> **WHAT THIS TASK INVOLVES**: Extract every record, keeping each one exactly as it is.

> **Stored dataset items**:
________________________

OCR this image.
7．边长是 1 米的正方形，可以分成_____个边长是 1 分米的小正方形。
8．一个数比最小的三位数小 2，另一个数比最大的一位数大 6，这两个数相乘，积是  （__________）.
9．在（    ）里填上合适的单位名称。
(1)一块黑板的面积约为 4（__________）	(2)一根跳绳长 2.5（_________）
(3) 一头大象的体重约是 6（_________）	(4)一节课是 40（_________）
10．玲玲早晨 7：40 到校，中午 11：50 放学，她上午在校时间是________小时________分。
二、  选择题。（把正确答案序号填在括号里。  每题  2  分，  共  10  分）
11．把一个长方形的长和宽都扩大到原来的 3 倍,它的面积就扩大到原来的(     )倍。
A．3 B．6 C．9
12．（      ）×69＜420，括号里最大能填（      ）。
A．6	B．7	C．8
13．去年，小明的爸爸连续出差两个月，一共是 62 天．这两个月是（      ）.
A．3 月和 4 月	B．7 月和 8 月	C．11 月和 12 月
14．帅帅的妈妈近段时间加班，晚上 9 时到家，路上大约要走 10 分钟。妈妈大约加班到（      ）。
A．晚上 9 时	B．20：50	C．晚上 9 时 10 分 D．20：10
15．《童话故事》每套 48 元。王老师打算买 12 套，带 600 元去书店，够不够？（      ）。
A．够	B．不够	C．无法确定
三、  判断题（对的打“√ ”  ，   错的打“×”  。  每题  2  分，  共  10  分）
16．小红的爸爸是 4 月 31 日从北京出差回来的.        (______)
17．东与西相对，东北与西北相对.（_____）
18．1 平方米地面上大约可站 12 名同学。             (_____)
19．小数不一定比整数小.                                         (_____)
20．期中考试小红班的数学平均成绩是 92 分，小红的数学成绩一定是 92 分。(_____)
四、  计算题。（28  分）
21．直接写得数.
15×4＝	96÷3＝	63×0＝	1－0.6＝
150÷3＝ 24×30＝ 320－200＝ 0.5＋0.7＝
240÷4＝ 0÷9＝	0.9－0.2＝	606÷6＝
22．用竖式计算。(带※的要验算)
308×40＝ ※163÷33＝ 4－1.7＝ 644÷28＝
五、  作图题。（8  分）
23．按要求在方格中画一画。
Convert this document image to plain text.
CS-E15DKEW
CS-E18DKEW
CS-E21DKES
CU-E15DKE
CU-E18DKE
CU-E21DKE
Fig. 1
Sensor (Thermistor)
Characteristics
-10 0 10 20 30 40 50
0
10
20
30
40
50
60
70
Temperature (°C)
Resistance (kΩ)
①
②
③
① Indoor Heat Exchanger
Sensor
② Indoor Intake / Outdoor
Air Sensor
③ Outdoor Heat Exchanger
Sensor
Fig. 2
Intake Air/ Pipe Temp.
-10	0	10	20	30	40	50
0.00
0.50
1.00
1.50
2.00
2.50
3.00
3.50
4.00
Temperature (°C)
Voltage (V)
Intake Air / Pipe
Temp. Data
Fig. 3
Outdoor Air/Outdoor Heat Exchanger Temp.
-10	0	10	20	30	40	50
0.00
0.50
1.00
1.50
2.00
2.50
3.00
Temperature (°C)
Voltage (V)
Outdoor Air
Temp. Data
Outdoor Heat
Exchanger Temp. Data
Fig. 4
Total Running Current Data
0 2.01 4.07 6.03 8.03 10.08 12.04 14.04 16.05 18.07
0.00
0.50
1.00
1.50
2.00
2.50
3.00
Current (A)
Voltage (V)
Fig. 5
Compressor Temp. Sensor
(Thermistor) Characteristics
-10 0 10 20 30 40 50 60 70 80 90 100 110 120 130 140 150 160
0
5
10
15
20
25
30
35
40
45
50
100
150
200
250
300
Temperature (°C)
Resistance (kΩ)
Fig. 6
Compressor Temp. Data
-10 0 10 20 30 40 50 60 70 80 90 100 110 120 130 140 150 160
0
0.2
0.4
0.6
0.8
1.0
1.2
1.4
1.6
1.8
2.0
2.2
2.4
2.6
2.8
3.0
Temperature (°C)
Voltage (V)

________________________

> **REPLY**:
OCR this image.
7．边长是 1 米的正方形，可以分成_____个边长是 1 分米的小正方形。
8．一个数比最小的三位数小 2，另一个数比最大的一位数大 6，这两个数相乘，积是  （__________）.
9．在（    ）里填上合适的单位名称。
(1)一块黑板的面积约为 4（__________）	(2)一根跳绳长 2.5（_________）
(3) 一头大象的体重约是 6（_________）	(4)一节课是 40（_________）
10．玲玲早晨 7：40 到校，中午 11：50 放学，她上午在校时间是________小时________分。
二、  选择题。（把正确答案序号填在括号里。  每题  2  分，  共  10  分）
11．把一个长方形的长和宽都扩大到原来的 3 倍,它的面积就扩大到原来的(     )倍。
A．3 B．6 C．9
12．（      ）×69＜420，括号里最大能填（      ）。
A．6	B．7	C．8
13．去年，小明的爸爸连续出差两个月，一共是 62 天．这两个月是（      ）.
A．3 月和 4 月	B．7 月和 8 月	C．11 月和 12 月
14．帅帅的妈妈近段时间加班，晚上 9 时到家，路上大约要走 10 分钟。妈妈大约加班到（      ）。
A．晚上 9 时	B．20：50	C．晚上 9 时 10 分 D．20：10
15．《童话故事》每套 48 元。王老师打算买 12 套，带 600 元去书店，够不够？（      ）。
A．够	B．不够	C．无法确定
三、  判断题（对的打“√ ”  ，   错的打“×”  。  每题  2  分，  共  10  分）
16．小红的爸爸是 4 月 31 日从北京出差回来的.        (______)
17．东与西相对，东北与西北相对.（_____）
18．1 平方米地面上大约可站 12 名同学。             (_____)
19．小数不一定比整数小.                                         (_____)
20．期中考试小红班的数学平均成绩是 92 分，小红的数学成绩一定是 92 分。(_____)
四、  计算题。（28  分）
21．直接写得数.
15×4＝	96÷3＝	63×0＝	1－0.6＝
150÷3＝ 24×30＝ 320－200＝ 0.5＋0.7＝
240÷4＝ 0÷9＝	0.9－0.2＝	606÷6＝
22．用竖式计算。(带※的要验算)
308×40＝ ※163÷33＝ 4－1.7＝ 644÷28＝
五、  作图题。（8  分）
23．按要求在方格中画一画。
Convert this document image to plain text.
CS-E15DKEW
CS-E18DKEW
CS-E21DKES
CU-E15DKE
CU-E18DKE
CU-E21DKE
Fig. 1
Sensor (Thermistor)
Characteristics
-10 0 10 20 30 40 50
0
10
20
30
40
50
60
70
Temperature (°C)
Resistance (kΩ)
①
②
③
① Indoor Heat Exchanger
Sensor
② Indoor Intake / Outdoor
Air Sensor
③ Outdoor Heat Exchanger
Sensor
Fig. 2
Intake Air/ Pipe Temp.
-10	0	10	20	30	40	50
0.00
0.50
1.00
1.50
2.00
2.50
3.00
3.50
4.00
Temperature (°C)
Voltage (V)
Intake Air / Pipe
Temp. Data
Fig. 3
Outdoor Air/Outdoor Heat Exchanger Temp.
-10	0	10	20	30	40	50
0.00
0.50
1.00
1.50
2.00
2.50
3.00
Temperature (°C)
Voltage (V)
Outdoor Air
Temp. Data
Outdoor Heat
Exchanger Temp. Data
Fig. 4
Total Running Current Data
0 2.01 4.07 6.03 8.03 10.08 12.04 14.04 16.05 18.07
0.00
0.50
1.00
1.50
2.00
2.50
3.00
Current (A)
Voltage (V)
Fig. 5
Compressor Temp. Sensor
(Thermistor) Characteristics
-10 0 10 20 30 40 50 60 70 80 90 100 110 120 130 140 150 160
0
5
10
15
20
25
30
35
40
45
50
100
150
200
250
300
Temperature (°C)
Resistance (kΩ)
Fig. 6
Compressor Temp. Data
-10 0 10 20 30 40 50 60 70 80 90 100 110 120 130 140 150 160
0
0.2
0.4
0.6
0.8
1.0
1.2
1.4
1.6
1.8
2.0
2.2
2.4
2.6
2.8
3.0
Temperature (°C)
Voltage (V)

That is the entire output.